> EXERCISE OBJECTIVE: In the lines below, how many hold the word "chhut"? Answer only with the number.

> DATA RECORDS:

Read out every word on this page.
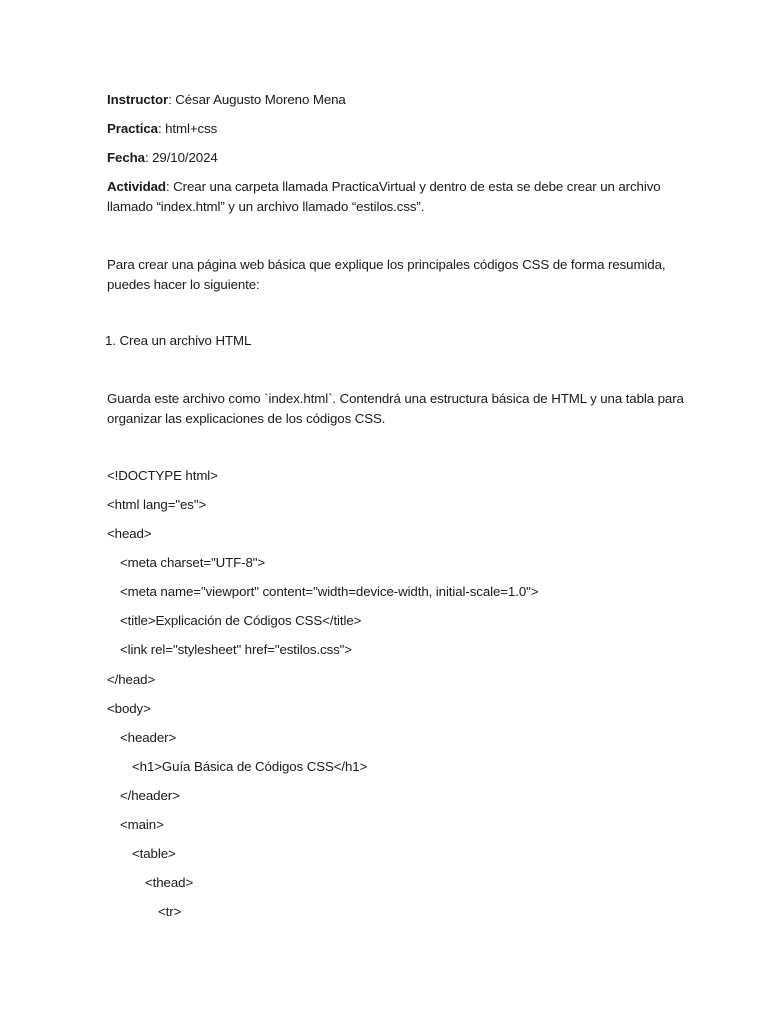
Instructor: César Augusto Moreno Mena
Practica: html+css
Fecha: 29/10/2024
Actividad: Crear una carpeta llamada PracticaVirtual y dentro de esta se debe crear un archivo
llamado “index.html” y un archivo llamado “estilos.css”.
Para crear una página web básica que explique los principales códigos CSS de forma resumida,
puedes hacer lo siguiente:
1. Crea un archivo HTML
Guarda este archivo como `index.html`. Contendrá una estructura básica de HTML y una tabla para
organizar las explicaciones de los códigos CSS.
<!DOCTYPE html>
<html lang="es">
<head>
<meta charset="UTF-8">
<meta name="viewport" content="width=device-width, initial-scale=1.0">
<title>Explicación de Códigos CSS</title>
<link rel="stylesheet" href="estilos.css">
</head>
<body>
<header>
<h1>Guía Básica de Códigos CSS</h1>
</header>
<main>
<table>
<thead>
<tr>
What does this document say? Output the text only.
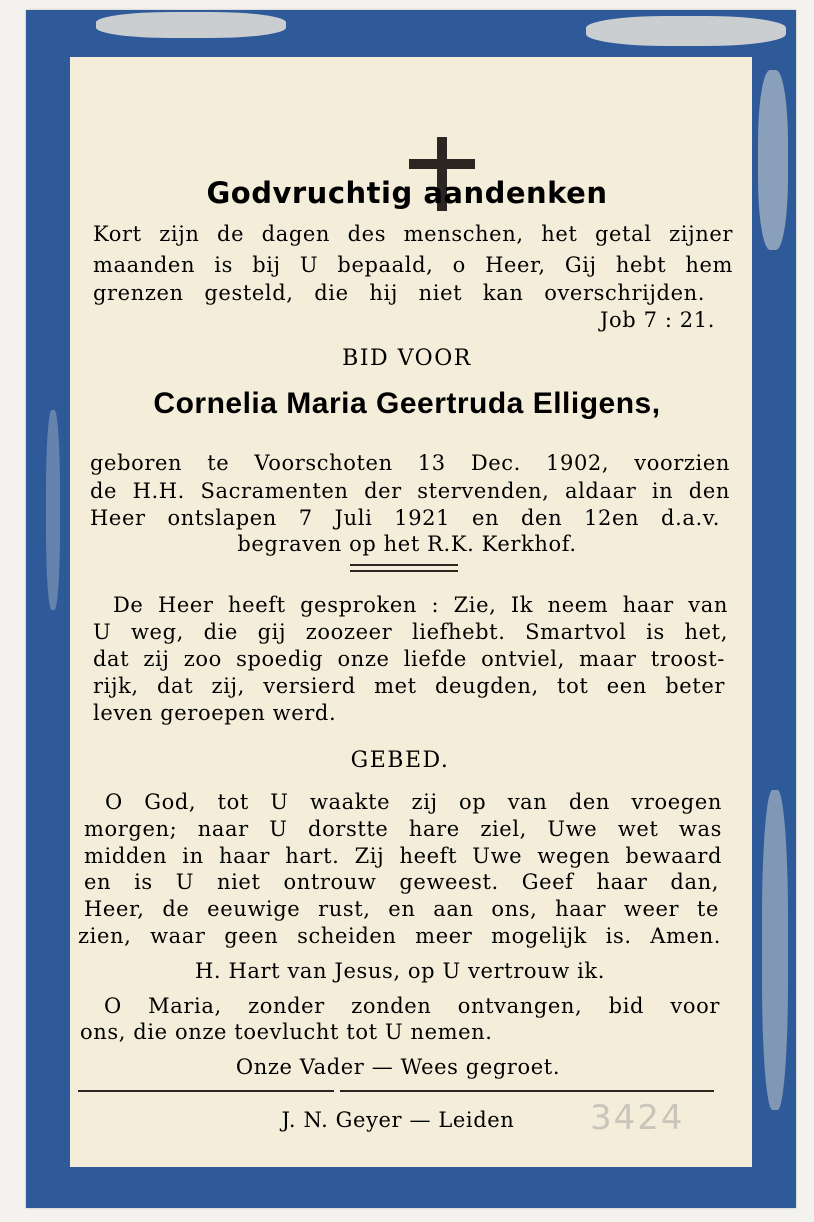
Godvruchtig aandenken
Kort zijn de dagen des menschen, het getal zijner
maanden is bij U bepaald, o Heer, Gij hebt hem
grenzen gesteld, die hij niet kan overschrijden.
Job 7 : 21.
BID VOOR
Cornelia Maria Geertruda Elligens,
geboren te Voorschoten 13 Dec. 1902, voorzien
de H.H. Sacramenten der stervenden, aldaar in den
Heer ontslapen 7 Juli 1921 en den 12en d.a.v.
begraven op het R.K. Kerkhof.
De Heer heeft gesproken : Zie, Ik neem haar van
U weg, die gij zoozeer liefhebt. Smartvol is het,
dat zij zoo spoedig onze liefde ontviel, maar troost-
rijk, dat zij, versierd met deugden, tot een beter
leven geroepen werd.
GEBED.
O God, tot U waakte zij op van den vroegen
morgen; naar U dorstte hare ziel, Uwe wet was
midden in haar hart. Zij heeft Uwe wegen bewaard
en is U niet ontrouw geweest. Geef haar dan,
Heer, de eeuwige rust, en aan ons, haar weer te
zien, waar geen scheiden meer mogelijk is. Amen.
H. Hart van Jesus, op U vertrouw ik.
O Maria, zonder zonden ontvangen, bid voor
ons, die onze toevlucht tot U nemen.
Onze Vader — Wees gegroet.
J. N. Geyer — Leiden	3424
--
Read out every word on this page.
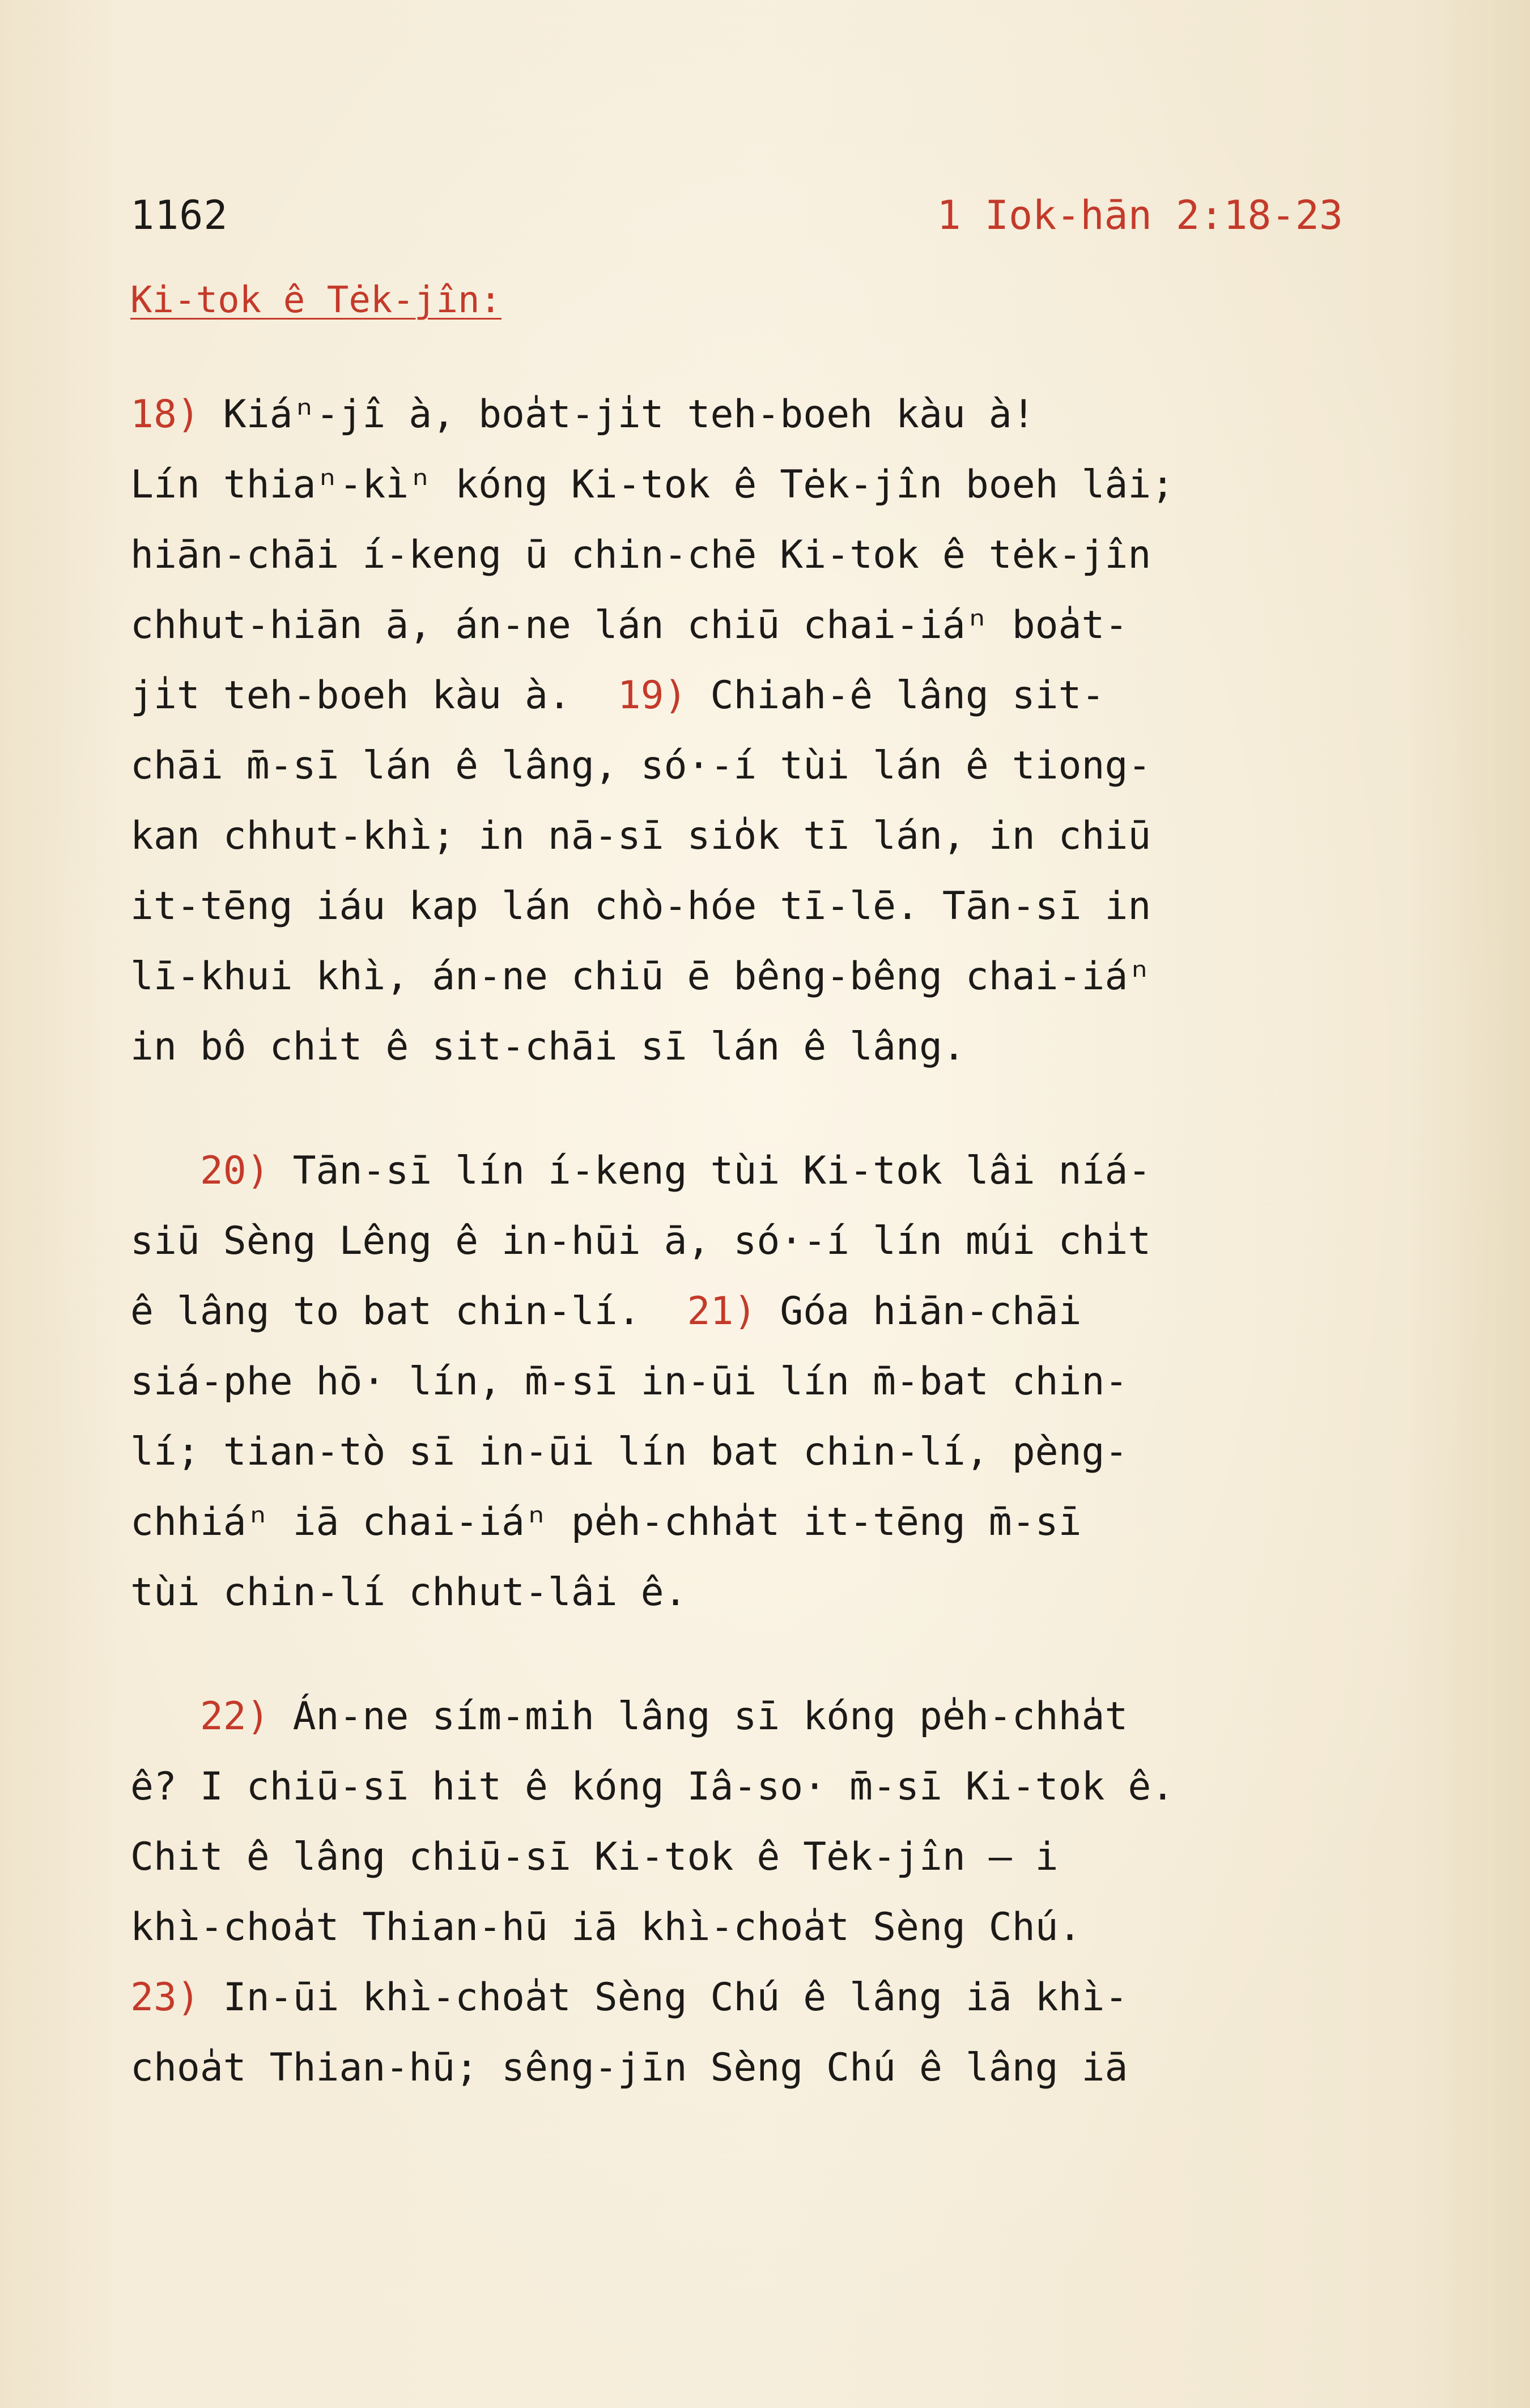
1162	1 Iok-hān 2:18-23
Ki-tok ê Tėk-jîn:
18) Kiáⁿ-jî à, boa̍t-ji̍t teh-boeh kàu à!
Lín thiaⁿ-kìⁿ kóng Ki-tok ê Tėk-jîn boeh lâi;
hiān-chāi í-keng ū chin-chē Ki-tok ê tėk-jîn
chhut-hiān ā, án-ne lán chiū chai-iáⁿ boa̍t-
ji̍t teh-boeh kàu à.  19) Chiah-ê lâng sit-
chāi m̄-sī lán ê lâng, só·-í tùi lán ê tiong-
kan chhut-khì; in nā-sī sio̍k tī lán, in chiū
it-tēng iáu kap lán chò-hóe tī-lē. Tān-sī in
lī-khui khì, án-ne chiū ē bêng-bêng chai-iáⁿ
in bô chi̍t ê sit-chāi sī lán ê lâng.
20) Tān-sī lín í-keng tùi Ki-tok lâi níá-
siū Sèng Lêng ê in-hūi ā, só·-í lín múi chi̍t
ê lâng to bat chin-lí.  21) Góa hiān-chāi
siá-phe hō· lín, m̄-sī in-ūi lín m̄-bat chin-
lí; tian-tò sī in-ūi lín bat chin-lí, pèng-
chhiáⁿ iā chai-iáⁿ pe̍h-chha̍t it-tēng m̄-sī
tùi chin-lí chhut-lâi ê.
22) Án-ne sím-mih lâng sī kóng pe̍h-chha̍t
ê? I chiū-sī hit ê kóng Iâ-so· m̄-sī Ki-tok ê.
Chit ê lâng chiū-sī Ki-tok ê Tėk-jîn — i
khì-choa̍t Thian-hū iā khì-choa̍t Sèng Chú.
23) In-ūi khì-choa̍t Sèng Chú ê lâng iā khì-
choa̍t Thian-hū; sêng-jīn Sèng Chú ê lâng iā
* * *
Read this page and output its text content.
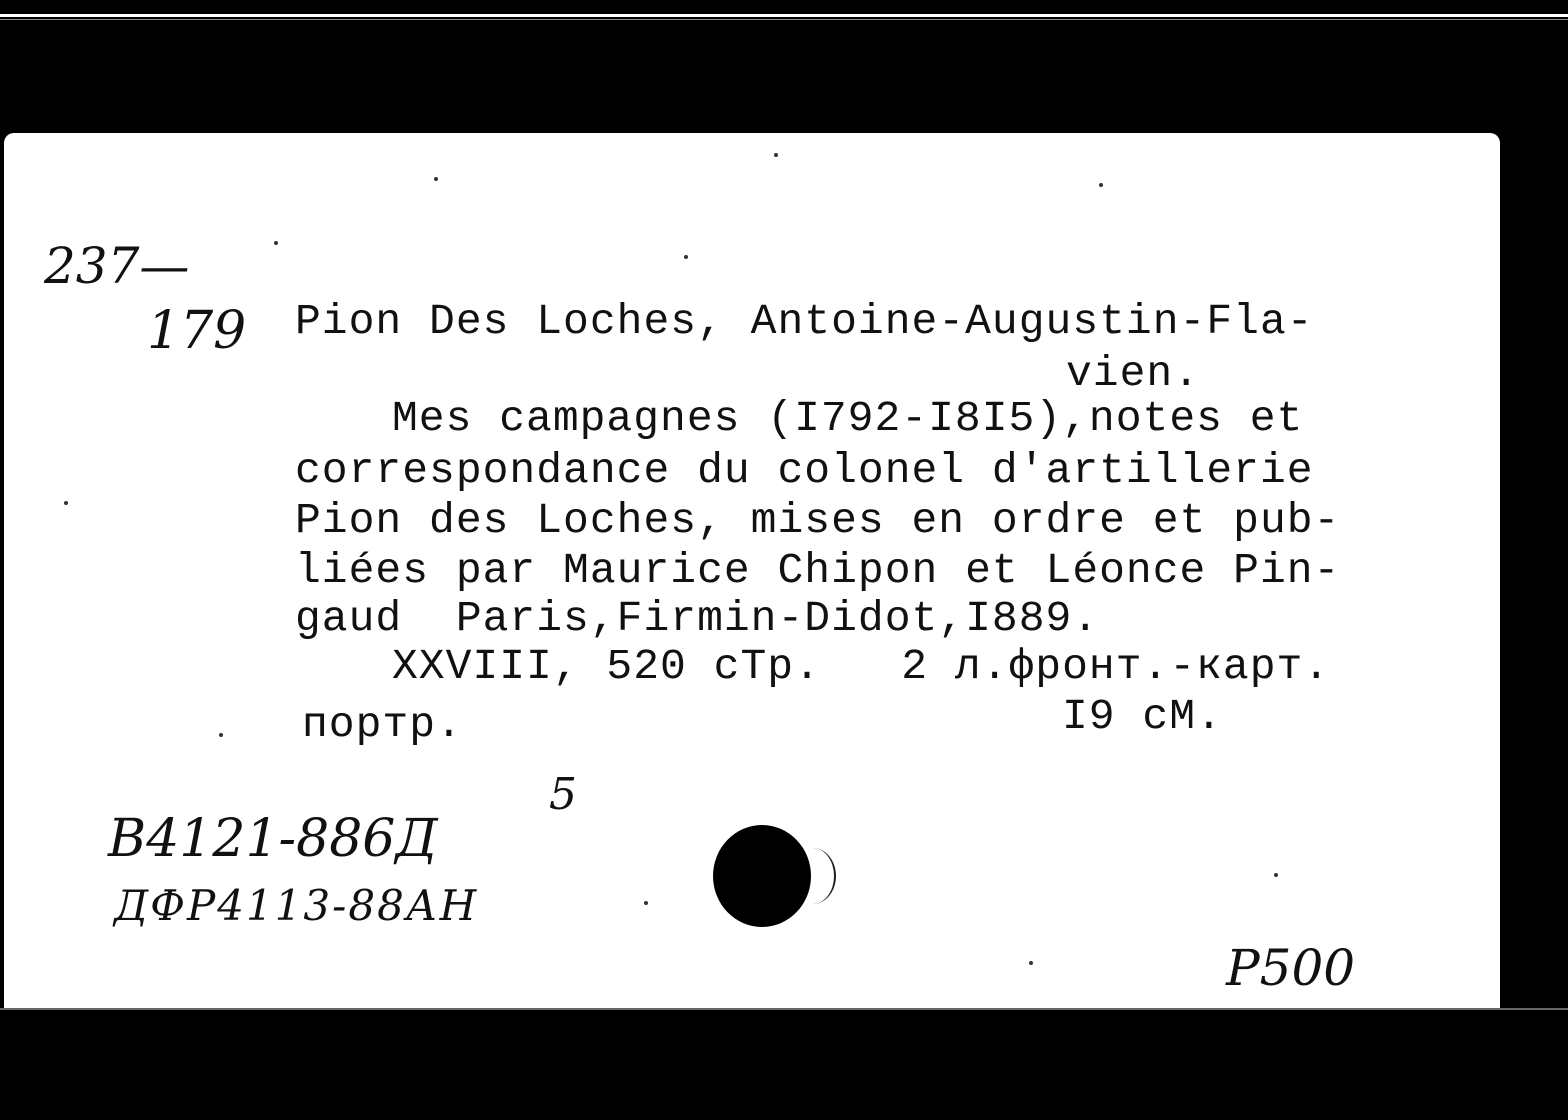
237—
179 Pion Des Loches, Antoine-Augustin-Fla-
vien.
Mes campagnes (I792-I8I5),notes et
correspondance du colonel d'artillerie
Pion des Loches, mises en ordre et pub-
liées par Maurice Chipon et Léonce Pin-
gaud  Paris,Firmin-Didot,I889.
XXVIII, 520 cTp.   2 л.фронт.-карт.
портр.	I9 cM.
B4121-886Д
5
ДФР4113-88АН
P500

> TASK RESULT: 3